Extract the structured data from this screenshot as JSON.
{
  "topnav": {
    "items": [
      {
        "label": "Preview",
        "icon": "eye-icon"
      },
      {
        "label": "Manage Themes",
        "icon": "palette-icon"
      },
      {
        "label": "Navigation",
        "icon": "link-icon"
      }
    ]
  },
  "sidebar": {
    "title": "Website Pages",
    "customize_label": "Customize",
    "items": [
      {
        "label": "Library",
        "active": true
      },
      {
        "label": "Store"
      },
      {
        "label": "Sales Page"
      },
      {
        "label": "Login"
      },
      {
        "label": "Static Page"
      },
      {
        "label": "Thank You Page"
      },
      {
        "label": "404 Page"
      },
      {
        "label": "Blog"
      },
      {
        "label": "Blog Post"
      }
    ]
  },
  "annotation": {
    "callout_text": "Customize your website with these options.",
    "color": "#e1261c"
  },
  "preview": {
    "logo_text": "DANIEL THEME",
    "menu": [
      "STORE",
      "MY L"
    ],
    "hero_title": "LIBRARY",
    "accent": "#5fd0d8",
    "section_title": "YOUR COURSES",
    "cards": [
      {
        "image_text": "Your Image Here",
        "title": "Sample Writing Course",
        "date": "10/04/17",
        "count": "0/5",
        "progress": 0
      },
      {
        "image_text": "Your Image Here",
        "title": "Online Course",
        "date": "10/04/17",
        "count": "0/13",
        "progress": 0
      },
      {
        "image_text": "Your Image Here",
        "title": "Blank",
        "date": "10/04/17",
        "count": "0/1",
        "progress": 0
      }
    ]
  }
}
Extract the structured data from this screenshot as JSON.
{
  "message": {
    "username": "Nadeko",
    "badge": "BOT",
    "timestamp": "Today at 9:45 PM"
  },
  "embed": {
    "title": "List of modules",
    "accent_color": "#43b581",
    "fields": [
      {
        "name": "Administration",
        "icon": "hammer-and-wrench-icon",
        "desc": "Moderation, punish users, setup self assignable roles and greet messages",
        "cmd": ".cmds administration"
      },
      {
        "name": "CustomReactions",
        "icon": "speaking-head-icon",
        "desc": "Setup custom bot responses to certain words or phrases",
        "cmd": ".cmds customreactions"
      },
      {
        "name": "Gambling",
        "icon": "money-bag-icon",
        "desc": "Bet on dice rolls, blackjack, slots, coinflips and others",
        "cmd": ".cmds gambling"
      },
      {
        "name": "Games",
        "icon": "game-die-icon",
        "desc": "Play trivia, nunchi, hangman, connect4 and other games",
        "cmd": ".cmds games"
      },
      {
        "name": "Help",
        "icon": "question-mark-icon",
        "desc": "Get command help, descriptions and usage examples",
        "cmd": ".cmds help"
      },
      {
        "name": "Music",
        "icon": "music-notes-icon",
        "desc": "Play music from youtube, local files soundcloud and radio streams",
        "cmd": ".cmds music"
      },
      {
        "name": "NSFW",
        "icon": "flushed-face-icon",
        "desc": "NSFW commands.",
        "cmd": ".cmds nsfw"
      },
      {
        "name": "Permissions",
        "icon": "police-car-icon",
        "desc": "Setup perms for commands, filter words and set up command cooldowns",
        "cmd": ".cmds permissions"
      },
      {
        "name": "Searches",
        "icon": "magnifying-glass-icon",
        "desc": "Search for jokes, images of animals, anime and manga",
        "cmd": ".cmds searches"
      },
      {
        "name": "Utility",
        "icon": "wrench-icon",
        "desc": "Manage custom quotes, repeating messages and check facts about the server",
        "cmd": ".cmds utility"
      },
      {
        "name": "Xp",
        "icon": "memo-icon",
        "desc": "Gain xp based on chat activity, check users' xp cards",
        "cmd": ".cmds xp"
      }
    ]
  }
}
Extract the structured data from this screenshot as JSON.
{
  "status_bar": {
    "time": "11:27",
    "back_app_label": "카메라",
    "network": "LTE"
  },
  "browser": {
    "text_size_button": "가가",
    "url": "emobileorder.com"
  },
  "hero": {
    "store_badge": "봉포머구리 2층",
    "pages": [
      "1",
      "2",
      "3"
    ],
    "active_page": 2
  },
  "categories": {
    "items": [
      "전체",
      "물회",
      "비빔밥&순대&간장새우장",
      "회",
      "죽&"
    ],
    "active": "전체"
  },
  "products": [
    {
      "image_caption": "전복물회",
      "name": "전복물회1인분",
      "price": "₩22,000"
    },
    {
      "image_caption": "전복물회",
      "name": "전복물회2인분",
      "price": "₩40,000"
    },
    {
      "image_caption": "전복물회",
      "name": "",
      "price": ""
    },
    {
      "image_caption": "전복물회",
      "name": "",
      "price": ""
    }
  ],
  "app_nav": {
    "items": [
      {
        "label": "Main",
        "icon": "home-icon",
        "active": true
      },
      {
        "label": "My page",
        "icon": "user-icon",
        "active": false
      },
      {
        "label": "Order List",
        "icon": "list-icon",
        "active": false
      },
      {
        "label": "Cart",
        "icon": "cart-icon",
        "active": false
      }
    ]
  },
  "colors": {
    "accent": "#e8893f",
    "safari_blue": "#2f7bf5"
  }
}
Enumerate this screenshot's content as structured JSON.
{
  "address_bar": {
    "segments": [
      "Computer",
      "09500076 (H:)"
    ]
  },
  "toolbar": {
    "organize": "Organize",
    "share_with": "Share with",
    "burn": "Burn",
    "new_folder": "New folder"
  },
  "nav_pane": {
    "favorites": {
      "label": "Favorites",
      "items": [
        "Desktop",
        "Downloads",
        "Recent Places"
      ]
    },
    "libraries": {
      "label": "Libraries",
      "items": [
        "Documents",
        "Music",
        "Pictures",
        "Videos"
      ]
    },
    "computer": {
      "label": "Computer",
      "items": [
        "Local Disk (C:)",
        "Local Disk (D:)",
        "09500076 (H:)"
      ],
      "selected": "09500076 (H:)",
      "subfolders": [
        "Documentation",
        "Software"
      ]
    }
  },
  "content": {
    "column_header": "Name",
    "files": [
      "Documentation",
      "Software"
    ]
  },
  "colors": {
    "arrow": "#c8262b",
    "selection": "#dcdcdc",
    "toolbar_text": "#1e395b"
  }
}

= Directive =
Find each line holding the string "commands" and copy it out.

= Answer below =
        "desc": "NSFW commands.",
        "desc": "Setup perms for commands, filter words and set up command cooldowns",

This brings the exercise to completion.